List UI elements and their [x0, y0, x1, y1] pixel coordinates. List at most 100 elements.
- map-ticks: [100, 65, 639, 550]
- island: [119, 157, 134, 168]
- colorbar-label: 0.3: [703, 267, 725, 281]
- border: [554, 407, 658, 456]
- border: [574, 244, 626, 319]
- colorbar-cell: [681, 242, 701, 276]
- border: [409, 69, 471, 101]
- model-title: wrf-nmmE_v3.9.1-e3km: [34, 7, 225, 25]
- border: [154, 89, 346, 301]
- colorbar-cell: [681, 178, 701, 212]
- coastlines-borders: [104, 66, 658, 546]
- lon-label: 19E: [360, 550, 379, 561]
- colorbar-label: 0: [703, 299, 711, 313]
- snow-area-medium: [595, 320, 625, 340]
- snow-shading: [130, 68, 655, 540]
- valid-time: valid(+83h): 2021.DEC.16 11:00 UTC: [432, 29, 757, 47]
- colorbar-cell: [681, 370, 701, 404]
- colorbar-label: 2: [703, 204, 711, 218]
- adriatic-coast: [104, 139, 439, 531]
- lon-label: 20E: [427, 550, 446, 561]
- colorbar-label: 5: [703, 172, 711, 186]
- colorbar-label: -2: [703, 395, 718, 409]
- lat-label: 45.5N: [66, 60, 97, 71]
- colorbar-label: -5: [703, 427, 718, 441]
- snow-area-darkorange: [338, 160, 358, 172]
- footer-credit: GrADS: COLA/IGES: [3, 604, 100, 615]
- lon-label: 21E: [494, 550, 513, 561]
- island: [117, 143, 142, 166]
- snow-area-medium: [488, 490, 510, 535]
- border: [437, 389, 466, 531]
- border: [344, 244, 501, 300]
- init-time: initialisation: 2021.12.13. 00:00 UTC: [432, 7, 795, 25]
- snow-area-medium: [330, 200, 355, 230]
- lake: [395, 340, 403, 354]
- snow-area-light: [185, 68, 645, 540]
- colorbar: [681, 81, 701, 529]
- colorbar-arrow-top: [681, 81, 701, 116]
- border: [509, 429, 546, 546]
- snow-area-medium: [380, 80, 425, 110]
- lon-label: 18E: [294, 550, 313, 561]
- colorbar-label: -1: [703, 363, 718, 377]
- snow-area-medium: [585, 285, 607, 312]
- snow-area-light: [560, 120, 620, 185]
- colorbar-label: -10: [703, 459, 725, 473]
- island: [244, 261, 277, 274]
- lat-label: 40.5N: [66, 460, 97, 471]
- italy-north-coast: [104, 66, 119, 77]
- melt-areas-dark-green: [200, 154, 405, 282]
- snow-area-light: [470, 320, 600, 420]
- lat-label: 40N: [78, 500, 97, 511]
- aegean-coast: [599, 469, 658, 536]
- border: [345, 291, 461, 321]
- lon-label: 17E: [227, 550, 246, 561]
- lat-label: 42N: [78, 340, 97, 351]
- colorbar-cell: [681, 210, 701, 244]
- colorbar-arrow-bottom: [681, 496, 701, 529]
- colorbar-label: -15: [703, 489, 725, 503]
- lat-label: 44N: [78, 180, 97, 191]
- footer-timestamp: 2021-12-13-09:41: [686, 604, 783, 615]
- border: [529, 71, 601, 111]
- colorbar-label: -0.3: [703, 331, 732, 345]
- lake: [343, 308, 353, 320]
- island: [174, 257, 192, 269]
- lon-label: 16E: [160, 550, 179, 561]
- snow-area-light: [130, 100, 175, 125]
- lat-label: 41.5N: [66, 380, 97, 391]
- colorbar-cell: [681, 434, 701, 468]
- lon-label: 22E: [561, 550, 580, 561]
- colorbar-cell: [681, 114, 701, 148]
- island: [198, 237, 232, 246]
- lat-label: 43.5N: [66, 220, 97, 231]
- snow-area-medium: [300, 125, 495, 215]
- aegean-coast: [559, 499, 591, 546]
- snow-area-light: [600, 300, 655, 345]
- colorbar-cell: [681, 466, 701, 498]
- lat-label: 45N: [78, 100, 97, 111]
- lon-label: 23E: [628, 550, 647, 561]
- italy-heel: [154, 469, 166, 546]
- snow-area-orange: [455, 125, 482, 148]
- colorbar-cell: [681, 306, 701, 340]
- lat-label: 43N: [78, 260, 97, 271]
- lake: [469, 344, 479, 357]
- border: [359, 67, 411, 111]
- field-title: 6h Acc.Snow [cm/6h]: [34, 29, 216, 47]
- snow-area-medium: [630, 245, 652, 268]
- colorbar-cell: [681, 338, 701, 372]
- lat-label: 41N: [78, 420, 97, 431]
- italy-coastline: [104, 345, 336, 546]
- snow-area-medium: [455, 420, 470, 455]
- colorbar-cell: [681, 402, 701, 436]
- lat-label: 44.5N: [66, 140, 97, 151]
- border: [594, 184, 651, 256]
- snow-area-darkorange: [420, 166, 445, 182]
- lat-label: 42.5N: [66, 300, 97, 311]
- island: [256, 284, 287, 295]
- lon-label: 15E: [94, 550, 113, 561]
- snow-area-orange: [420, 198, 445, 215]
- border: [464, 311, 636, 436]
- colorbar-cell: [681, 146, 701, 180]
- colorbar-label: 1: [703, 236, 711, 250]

> Stated goal: Return the listing above, every line unchanged and in the same order.

> Response to this task:
List UI elements and their [x0, y0, x1, y1] pixel coordinates. List at most 100 elements.
- map-ticks: [100, 65, 639, 550]
- island: [119, 157, 134, 168]
- colorbar-label: 0.3: [703, 267, 725, 281]
- border: [554, 407, 658, 456]
- border: [574, 244, 626, 319]
- colorbar-cell: [681, 242, 701, 276]
- border: [409, 69, 471, 101]
- model-title: wrf-nmmE_v3.9.1-e3km: [34, 7, 225, 25]
- border: [154, 89, 346, 301]
- colorbar-cell: [681, 178, 701, 212]
- coastlines-borders: [104, 66, 658, 546]
- lon-label: 19E: [360, 550, 379, 561]
- colorbar-label: 0: [703, 299, 711, 313]
- snow-area-medium: [595, 320, 625, 340]
- snow-shading: [130, 68, 655, 540]
- valid-time: valid(+83h): 2021.DEC.16 11:00 UTC: [432, 29, 757, 47]
- colorbar-cell: [681, 370, 701, 404]
- colorbar-label: 2: [703, 204, 711, 218]
- adriatic-coast: [104, 139, 439, 531]
- lon-label: 20E: [427, 550, 446, 561]
- colorbar-label: 5: [703, 172, 711, 186]
- colorbar-label: -2: [703, 395, 718, 409]
- lat-label: 45.5N: [66, 60, 97, 71]
- colorbar-label: -5: [703, 427, 718, 441]
- snow-area-darkorange: [338, 160, 358, 172]
- footer-credit: GrADS: COLA/IGES: [3, 604, 100, 615]
- lon-label: 21E: [494, 550, 513, 561]
- island: [117, 143, 142, 166]
- snow-area-medium: [488, 490, 510, 535]
- border: [437, 389, 466, 531]
- border: [344, 244, 501, 300]
- init-time: initialisation: 2021.12.13. 00:00 UTC: [432, 7, 795, 25]
- snow-area-medium: [330, 200, 355, 230]
- lake: [395, 340, 403, 354]
- snow-area-light: [185, 68, 645, 540]
- colorbar: [681, 81, 701, 529]
- colorbar-arrow-top: [681, 81, 701, 116]
- border: [509, 429, 546, 546]
- snow-area-medium: [380, 80, 425, 110]
- lon-label: 18E: [294, 550, 313, 561]
- colorbar-label: -1: [703, 363, 718, 377]
- snow-area-medium: [585, 285, 607, 312]
- snow-area-light: [560, 120, 620, 185]
- colorbar-label: -10: [703, 459, 725, 473]
- island: [244, 261, 277, 274]
- lat-label: 40.5N: [66, 460, 97, 471]
- italy-north-coast: [104, 66, 119, 77]
- melt-areas-dark-green: [200, 154, 405, 282]
- snow-area-light: [470, 320, 600, 420]
- lat-label: 40N: [78, 500, 97, 511]
- aegean-coast: [599, 469, 658, 536]
- border: [345, 291, 461, 321]
- lon-label: 17E: [227, 550, 246, 561]
- lat-label: 42N: [78, 340, 97, 351]
- colorbar-cell: [681, 210, 701, 244]
- colorbar-arrow-bottom: [681, 496, 701, 529]
- colorbar-label: -15: [703, 489, 725, 503]
- lat-label: 44N: [78, 180, 97, 191]
- footer-timestamp: 2021-12-13-09:41: [686, 604, 783, 615]
- border: [529, 71, 601, 111]
- colorbar-label: -0.3: [703, 331, 732, 345]
- lake: [343, 308, 353, 320]
- island: [174, 257, 192, 269]
- lon-label: 16E: [160, 550, 179, 561]
- snow-area-light: [130, 100, 175, 125]
- lat-label: 41.5N: [66, 380, 97, 391]
- colorbar-cell: [681, 434, 701, 468]
- lon-label: 22E: [561, 550, 580, 561]
- colorbar-cell: [681, 114, 701, 148]
- island: [198, 237, 232, 246]
- lat-label: 43.5N: [66, 220, 97, 231]
- snow-area-medium: [300, 125, 495, 215]
- aegean-coast: [559, 499, 591, 546]
- snow-area-light: [600, 300, 655, 345]
- colorbar-cell: [681, 466, 701, 498]
- lat-label: 45N: [78, 100, 97, 111]
- lon-label: 23E: [628, 550, 647, 561]
- italy-heel: [154, 469, 166, 546]
- snow-area-orange: [455, 125, 482, 148]
- colorbar-cell: [681, 306, 701, 340]
- lat-label: 43N: [78, 260, 97, 271]
- lake: [469, 344, 479, 357]
- border: [359, 67, 411, 111]
- field-title: 6h Acc.Snow [cm/6h]: [34, 29, 216, 47]
- snow-area-medium: [630, 245, 652, 268]
- colorbar-cell: [681, 338, 701, 372]
- lat-label: 41N: [78, 420, 97, 431]
- italy-coastline: [104, 345, 336, 546]
- snow-area-medium: [455, 420, 470, 455]
- colorbar-cell: [681, 402, 701, 436]
- lat-label: 44.5N: [66, 140, 97, 151]
- border: [594, 184, 651, 256]
- snow-area-darkorange: [420, 166, 445, 182]
- lat-label: 42.5N: [66, 300, 97, 311]
- island: [256, 284, 287, 295]
- lon-label: 15E: [94, 550, 113, 561]
- snow-area-orange: [420, 198, 445, 215]
- border: [464, 311, 636, 436]
- colorbar-cell: [681, 146, 701, 180]
- colorbar-label: 1: [703, 236, 711, 250]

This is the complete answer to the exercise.